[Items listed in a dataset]
........

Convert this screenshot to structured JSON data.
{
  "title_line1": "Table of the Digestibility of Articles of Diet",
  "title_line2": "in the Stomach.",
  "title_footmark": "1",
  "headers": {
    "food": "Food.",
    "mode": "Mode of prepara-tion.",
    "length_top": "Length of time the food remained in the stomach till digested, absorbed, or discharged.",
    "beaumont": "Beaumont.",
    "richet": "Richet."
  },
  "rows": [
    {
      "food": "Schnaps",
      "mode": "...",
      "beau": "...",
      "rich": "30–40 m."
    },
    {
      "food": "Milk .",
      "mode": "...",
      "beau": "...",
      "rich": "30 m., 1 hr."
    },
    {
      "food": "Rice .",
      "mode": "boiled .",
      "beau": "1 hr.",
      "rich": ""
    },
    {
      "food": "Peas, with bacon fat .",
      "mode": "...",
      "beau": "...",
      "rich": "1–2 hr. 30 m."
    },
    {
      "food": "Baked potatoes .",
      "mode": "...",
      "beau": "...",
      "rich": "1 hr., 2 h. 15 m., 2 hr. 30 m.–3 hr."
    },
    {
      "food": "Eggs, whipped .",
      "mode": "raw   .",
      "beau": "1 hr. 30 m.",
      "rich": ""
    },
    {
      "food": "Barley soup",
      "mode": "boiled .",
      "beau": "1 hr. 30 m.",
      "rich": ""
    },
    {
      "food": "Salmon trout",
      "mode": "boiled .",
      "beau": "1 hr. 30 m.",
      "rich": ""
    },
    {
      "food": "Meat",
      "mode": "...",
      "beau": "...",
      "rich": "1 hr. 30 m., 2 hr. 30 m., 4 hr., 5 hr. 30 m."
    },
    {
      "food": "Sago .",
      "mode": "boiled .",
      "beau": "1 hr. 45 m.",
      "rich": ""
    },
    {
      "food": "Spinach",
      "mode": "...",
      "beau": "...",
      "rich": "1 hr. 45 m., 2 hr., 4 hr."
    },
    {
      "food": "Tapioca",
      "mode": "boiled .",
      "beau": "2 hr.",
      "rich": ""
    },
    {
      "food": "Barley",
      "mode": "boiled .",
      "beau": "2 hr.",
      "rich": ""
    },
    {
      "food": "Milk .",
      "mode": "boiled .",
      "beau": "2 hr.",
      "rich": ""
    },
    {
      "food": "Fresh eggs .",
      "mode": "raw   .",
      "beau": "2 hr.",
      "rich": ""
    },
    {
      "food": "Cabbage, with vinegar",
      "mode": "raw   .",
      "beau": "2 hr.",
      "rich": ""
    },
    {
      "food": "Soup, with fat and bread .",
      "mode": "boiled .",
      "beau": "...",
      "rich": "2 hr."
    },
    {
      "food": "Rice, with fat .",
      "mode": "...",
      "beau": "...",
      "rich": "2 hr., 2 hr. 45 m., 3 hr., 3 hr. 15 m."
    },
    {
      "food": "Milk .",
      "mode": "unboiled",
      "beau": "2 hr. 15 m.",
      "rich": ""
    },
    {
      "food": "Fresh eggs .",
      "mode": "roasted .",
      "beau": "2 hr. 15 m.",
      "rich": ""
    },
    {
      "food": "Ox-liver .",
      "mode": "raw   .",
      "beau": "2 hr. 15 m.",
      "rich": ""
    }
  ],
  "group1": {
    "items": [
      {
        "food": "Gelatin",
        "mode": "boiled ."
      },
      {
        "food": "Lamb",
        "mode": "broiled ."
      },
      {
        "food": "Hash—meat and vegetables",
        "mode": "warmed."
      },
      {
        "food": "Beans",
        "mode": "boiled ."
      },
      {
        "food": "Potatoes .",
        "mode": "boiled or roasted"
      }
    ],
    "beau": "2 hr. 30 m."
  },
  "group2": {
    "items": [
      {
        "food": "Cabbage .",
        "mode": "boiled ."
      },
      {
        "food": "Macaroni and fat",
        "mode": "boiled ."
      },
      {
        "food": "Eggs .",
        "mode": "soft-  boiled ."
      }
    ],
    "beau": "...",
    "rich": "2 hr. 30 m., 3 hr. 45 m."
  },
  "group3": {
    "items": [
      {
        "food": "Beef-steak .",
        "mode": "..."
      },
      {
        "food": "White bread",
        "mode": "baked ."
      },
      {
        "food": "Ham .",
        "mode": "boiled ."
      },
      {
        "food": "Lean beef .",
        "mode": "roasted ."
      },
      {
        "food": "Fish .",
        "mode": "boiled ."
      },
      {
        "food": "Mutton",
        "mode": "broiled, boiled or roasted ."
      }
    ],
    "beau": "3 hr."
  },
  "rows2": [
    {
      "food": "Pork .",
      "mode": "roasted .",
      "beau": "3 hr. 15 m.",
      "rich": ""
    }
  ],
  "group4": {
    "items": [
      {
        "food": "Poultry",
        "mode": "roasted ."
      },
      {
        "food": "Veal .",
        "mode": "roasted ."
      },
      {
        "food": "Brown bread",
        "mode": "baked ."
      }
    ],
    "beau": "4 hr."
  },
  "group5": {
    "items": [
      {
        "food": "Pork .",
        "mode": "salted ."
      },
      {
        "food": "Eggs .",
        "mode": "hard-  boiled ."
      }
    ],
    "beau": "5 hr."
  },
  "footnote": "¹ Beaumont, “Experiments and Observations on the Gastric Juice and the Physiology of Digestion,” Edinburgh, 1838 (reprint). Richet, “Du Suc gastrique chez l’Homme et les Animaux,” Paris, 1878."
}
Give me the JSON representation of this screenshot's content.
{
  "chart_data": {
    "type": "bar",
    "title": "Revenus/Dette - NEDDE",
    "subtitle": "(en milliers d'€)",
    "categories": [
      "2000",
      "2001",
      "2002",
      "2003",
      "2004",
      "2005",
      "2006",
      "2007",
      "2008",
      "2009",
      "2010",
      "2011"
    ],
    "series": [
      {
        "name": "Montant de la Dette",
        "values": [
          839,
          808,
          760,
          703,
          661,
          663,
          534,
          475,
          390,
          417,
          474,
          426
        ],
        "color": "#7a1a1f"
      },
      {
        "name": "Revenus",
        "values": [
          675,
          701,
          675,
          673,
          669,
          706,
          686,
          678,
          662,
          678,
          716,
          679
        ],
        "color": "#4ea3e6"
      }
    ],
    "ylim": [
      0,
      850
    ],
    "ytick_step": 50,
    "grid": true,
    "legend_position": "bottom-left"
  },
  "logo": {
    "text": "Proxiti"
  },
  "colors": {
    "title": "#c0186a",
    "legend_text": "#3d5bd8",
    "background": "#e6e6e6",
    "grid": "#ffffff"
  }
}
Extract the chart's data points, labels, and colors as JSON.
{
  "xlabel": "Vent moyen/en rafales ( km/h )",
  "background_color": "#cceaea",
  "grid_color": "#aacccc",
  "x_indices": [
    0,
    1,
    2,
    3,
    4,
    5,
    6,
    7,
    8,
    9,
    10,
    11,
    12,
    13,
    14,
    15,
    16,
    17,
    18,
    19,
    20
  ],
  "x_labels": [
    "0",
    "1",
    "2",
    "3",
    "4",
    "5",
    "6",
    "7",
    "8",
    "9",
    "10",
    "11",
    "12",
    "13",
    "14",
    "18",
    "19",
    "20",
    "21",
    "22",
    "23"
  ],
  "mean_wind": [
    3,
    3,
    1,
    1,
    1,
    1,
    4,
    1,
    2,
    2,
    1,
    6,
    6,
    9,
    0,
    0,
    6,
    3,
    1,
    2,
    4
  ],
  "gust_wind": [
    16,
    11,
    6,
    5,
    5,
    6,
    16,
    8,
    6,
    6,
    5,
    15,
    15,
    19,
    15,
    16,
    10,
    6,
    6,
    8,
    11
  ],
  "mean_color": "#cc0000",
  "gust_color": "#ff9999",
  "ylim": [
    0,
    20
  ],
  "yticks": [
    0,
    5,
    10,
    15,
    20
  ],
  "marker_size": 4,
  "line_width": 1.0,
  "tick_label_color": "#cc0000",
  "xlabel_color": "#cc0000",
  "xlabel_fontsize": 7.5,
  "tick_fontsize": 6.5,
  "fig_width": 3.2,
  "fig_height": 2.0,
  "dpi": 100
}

........

#### EXERCISE DESCRIPTION
Within the listing above, copy each line that has the string "this".

#### RESPONSE BELOW
Convert this screenshot to structured JSON data.
Give me the JSON representation of this screenshot's content.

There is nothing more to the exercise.